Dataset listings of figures
:::

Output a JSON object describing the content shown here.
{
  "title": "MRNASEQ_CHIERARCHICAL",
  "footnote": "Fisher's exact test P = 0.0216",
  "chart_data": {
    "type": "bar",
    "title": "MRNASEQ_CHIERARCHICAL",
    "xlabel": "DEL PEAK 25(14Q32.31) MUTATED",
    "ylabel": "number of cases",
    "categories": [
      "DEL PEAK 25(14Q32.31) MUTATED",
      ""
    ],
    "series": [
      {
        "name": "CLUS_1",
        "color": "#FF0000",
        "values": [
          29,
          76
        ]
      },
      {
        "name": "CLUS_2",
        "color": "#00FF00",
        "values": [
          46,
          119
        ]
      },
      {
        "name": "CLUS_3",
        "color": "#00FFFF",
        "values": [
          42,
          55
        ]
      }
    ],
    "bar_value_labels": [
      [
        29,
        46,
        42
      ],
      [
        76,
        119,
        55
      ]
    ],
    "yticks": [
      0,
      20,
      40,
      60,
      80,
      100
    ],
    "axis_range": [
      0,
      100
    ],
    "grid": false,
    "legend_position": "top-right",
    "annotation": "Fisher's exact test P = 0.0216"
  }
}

:::

The answer is every entry, copied word for word.

Output a JSON object describing the content shown here.
{
  "title": "MRNASEQ_CHIERARCHICAL",
  "footnote": "Fisher's exact test P = 0.0216",
  "chart_data": {
    "type": "bar",
    "title": "MRNASEQ_CHIERARCHICAL",
    "xlabel": "DEL PEAK 25(14Q32.31) MUTATED",
    "ylabel": "number of cases",
    "categories": [
      "DEL PEAK 25(14Q32.31) MUTATED",
      ""
    ],
    "series": [
      {
        "name": "CLUS_1",
        "color": "#FF0000",
        "values": [
          29,
          76
        ]
      },
      {
        "name": "CLUS_2",
        "color": "#00FF00",
        "values": [
          46,
          119
        ]
      },
      {
        "name": "CLUS_3",
        "color": "#00FFFF",
        "values": [
          42,
          55
        ]
      }
    ],
    "bar_value_labels": [
      [
        29,
        46,
        42
      ],
      [
        76,
        119,
        55
      ]
    ],
    "yticks": [
      0,
      20,
      40,
      60,
      80,
      100
    ],
    "axis_range": [
      0,
      100
    ],
    "grid": false,
    "legend_position": "top-right",
    "annotation": "Fisher's exact test P = 0.0216"
  }
}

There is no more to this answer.